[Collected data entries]
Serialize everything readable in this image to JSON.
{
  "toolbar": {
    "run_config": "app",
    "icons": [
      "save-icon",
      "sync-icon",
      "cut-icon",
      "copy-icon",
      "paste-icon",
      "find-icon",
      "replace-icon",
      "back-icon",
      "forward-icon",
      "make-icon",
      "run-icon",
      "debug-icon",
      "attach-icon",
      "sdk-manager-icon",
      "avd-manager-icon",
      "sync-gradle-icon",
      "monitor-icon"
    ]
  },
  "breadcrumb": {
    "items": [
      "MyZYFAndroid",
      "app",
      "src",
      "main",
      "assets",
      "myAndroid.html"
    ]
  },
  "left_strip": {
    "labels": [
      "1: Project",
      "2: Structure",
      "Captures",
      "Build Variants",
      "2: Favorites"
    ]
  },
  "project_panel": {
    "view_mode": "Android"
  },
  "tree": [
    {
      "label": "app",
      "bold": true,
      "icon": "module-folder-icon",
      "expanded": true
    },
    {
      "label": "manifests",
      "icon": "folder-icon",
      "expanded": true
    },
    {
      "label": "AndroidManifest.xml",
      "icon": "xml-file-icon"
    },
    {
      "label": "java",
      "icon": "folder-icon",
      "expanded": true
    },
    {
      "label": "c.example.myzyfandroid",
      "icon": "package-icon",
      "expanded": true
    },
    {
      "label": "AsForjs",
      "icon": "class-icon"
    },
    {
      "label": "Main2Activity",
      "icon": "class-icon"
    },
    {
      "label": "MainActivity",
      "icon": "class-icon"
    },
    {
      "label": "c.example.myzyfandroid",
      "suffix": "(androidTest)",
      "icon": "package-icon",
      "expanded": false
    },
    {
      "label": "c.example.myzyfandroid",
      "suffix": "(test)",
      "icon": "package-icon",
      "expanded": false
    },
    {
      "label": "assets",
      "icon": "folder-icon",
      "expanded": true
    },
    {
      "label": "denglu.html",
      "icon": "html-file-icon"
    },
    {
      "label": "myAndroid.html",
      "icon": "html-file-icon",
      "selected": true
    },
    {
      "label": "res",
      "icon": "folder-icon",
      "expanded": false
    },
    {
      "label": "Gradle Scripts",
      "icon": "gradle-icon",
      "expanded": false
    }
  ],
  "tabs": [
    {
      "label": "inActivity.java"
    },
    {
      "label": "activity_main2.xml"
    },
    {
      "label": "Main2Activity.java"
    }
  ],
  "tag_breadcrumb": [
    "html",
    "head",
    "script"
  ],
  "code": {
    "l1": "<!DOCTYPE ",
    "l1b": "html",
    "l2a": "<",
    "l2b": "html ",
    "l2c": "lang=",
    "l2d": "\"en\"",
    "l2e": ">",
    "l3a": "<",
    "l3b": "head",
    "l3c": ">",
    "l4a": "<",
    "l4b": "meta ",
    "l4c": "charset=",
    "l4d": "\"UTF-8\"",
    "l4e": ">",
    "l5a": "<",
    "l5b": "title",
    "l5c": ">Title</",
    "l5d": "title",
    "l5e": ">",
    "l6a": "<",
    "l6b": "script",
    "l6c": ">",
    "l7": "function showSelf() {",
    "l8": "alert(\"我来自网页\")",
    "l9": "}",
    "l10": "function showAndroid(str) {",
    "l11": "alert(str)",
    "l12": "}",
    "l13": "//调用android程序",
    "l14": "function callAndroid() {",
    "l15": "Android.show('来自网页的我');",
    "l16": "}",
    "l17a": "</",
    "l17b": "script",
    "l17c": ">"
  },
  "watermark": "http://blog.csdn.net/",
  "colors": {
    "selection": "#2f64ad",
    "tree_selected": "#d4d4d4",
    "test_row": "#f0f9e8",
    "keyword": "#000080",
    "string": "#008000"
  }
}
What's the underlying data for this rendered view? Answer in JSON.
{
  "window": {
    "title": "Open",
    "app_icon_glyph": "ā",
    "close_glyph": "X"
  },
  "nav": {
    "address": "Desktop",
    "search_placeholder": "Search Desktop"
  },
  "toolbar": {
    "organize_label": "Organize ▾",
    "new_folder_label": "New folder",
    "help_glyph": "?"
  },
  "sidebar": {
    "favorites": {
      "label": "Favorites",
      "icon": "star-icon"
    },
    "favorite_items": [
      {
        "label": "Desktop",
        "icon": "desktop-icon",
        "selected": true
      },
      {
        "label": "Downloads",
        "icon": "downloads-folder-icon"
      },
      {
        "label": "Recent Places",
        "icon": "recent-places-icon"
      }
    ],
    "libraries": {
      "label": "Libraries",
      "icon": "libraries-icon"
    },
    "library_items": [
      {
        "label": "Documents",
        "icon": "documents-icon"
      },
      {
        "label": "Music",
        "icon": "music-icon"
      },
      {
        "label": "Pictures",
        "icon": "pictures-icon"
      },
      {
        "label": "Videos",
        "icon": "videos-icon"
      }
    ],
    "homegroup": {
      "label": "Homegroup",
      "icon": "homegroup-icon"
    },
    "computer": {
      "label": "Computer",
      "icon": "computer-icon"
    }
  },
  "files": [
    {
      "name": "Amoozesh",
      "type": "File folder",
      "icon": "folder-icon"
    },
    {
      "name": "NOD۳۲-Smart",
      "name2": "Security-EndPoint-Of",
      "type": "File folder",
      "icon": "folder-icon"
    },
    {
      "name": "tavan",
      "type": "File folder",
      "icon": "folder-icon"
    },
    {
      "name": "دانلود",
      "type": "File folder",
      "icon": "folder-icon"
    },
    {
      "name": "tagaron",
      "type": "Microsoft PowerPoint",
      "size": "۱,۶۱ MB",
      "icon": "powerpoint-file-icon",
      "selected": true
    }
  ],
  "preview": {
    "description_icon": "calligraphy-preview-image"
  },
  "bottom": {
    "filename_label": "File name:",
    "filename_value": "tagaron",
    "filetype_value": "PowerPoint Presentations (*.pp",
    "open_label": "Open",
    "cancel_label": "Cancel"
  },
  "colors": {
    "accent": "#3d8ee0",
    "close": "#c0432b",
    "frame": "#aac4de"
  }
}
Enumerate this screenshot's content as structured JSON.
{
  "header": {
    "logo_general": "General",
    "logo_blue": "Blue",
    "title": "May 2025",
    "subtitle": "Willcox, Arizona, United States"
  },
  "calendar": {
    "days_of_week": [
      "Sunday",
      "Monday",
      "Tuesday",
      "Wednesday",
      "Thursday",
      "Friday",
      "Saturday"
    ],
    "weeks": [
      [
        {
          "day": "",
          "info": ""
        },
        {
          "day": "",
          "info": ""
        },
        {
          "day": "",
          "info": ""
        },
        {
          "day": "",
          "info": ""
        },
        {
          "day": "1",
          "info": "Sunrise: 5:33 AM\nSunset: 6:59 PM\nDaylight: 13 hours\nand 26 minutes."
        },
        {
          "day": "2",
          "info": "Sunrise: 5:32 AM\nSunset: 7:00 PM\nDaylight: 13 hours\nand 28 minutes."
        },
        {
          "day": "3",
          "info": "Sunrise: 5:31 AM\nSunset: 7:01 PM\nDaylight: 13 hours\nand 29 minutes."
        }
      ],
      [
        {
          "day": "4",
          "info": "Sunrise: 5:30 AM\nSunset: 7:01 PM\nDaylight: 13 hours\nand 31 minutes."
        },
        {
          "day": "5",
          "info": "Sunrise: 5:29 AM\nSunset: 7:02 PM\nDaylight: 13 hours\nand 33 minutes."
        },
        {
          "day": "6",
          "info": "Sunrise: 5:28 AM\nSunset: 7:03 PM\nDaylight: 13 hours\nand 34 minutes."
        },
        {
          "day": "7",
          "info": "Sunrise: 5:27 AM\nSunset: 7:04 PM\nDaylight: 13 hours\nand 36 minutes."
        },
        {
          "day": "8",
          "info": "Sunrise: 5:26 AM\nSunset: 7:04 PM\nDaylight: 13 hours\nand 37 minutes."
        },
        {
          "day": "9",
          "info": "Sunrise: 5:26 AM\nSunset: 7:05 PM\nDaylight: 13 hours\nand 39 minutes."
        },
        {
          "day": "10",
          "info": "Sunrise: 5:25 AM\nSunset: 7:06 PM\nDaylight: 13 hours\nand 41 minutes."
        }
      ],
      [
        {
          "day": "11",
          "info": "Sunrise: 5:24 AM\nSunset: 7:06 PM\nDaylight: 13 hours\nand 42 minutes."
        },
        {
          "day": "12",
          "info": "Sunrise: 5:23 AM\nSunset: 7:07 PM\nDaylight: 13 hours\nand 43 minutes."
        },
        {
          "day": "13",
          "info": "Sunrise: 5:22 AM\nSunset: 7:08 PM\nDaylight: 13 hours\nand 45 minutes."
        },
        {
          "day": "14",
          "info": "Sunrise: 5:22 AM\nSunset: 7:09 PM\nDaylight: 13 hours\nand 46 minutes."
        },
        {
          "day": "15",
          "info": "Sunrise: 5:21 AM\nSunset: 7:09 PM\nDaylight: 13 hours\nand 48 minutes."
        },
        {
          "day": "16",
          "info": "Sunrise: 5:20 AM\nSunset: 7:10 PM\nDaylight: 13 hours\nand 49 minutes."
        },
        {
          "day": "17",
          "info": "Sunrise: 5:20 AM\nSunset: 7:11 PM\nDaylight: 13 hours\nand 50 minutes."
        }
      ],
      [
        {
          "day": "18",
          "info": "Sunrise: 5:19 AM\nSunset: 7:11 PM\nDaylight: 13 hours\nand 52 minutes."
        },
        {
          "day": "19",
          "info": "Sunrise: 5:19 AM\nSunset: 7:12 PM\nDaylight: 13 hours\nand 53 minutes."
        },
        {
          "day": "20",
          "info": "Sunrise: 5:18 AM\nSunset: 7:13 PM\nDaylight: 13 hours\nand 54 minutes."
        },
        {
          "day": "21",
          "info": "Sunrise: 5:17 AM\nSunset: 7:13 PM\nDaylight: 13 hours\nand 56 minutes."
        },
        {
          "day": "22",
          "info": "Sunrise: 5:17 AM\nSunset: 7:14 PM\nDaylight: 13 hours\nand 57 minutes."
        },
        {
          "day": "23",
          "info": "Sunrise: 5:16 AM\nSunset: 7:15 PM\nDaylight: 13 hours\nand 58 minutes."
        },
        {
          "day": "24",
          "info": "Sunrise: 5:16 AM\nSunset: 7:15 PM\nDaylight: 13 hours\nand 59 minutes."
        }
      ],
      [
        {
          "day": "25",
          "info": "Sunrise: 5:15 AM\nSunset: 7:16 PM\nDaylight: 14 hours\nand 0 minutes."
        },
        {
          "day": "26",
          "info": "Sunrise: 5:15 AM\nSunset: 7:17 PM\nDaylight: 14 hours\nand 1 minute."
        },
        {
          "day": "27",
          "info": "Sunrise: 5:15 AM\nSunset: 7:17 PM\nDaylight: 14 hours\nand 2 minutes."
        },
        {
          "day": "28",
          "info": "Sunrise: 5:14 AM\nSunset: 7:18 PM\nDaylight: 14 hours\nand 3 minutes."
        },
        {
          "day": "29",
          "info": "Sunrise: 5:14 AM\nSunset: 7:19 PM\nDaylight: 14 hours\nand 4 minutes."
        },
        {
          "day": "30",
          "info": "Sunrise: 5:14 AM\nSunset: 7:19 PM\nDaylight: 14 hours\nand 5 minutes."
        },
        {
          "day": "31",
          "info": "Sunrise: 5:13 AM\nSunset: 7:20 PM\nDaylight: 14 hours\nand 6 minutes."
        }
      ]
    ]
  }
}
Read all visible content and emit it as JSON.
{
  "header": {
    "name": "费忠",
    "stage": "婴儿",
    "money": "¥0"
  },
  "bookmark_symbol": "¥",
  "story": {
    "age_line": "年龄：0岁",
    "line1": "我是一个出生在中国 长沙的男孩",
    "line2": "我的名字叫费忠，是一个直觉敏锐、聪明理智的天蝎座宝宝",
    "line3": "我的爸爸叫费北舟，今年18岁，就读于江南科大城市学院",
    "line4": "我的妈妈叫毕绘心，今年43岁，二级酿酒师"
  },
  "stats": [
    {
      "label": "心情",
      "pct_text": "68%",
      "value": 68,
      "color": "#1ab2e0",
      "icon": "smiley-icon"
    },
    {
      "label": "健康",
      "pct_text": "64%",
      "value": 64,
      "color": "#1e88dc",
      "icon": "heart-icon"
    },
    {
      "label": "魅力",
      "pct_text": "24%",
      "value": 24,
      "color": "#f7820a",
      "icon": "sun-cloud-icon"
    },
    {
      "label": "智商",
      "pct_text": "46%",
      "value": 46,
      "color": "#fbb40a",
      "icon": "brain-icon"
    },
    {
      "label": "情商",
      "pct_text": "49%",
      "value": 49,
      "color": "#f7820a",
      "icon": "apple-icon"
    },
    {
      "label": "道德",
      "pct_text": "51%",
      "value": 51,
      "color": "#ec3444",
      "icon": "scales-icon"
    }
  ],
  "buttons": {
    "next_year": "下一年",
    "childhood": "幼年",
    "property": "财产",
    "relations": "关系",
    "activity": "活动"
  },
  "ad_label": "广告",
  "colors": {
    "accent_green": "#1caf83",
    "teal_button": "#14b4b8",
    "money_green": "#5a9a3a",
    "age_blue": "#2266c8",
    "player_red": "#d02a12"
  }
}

Problem to solve
Take the line holding "Read all visible content and emit it as JSON." and all lines after it through the end of the data, and set them down exactly.

Response to the task
Read all visible content and emit it as JSON.
{
  "header": {
    "name": "费忠",
    "stage": "婴儿",
    "money": "¥0"
  },
  "bookmark_symbol": "¥",
  "story": {
    "age_line": "年龄：0岁",
    "line1": "我是一个出生在中国 长沙的男孩",
    "line2": "我的名字叫费忠，是一个直觉敏锐、聪明理智的天蝎座宝宝",
    "line3": "我的爸爸叫费北舟，今年18岁，就读于江南科大城市学院",
    "line4": "我的妈妈叫毕绘心，今年43岁，二级酿酒师"
  },
  "stats": [
    {
      "label": "心情",
      "pct_text": "68%",
      "value": 68,
      "color": "#1ab2e0",
      "icon": "smiley-icon"
    },
    {
      "label": "健康",
      "pct_text": "64%",
      "value": 64,
      "color": "#1e88dc",
      "icon": "heart-icon"
    },
    {
      "label": "魅力",
      "pct_text": "24%",
      "value": 24,
      "color": "#f7820a",
      "icon": "sun-cloud-icon"
    },
    {
      "label": "智商",
      "pct_text": "46%",
      "value": 46,
      "color": "#fbb40a",
      "icon": "brain-icon"
    },
    {
      "label": "情商",
      "pct_text": "49%",
      "value": 49,
      "color": "#f7820a",
      "icon": "apple-icon"
    },
    {
      "label": "道德",
      "pct_text": "51%",
      "value": 51,
      "color": "#ec3444",
      "icon": "scales-icon"
    }
  ],
  "buttons": {
    "next_year": "下一年",
    "childhood": "幼年",
    "property": "财产",
    "relations": "关系",
    "activity": "活动"
  },
  "ad_label": "广告",
  "colors": {
    "accent_green": "#1caf83",
    "teal_button": "#14b4b8",
    "money_green": "#5a9a3a",
    "age_blue": "#2266c8",
    "player_red": "#d02a12"
  }
}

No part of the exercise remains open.